Stated problem:
Repeat the material below exactly, line for line.

────────────────────────────────────────

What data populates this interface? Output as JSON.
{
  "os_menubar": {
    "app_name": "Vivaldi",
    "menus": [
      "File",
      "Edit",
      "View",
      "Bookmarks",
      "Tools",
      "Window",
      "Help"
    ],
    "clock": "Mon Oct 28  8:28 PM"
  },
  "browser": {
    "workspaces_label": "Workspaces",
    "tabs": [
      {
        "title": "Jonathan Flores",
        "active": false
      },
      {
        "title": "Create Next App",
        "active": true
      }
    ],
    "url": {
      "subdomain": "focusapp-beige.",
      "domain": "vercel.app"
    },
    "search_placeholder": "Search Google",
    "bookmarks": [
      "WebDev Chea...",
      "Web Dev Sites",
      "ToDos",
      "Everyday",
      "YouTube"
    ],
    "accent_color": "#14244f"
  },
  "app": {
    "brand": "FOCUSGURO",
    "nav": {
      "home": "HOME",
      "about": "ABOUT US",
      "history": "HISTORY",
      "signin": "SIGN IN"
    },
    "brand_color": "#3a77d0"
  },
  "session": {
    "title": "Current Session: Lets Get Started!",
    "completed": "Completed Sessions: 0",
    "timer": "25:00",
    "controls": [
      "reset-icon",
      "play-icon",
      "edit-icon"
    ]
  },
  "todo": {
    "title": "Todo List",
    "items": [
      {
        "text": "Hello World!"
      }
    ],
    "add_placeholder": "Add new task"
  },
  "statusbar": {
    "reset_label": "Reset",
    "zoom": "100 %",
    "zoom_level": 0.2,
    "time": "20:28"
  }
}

────────────────────────────────────────

Result of this exercise:
What data populates this interface? Output as JSON.
{
  "os_menubar": {
    "app_name": "Vivaldi",
    "menus": [
      "File",
      "Edit",
      "View",
      "Bookmarks",
      "Tools",
      "Window",
      "Help"
    ],
    "clock": "Mon Oct 28  8:28 PM"
  },
  "browser": {
    "workspaces_label": "Workspaces",
    "tabs": [
      {
        "title": "Jonathan Flores",
        "active": false
      },
      {
        "title": "Create Next App",
        "active": true
      }
    ],
    "url": {
      "subdomain": "focusapp-beige.",
      "domain": "vercel.app"
    },
    "search_placeholder": "Search Google",
    "bookmarks": [
      "WebDev Chea...",
      "Web Dev Sites",
      "ToDos",
      "Everyday",
      "YouTube"
    ],
    "accent_color": "#14244f"
  },
  "app": {
    "brand": "FOCUSGURO",
    "nav": {
      "home": "HOME",
      "about": "ABOUT US",
      "history": "HISTORY",
      "signin": "SIGN IN"
    },
    "brand_color": "#3a77d0"
  },
  "session": {
    "title": "Current Session: Lets Get Started!",
    "completed": "Completed Sessions: 0",
    "timer": "25:00",
    "controls": [
      "reset-icon",
      "play-icon",
      "edit-icon"
    ]
  },
  "todo": {
    "title": "Todo List",
    "items": [
      {
        "text": "Hello World!"
      }
    ],
    "add_placeholder": "Add new task"
  },
  "statusbar": {
    "reset_label": "Reset",
    "zoom": "100 %",
    "zoom_level": 0.2,
    "time": "20:28"
  }
}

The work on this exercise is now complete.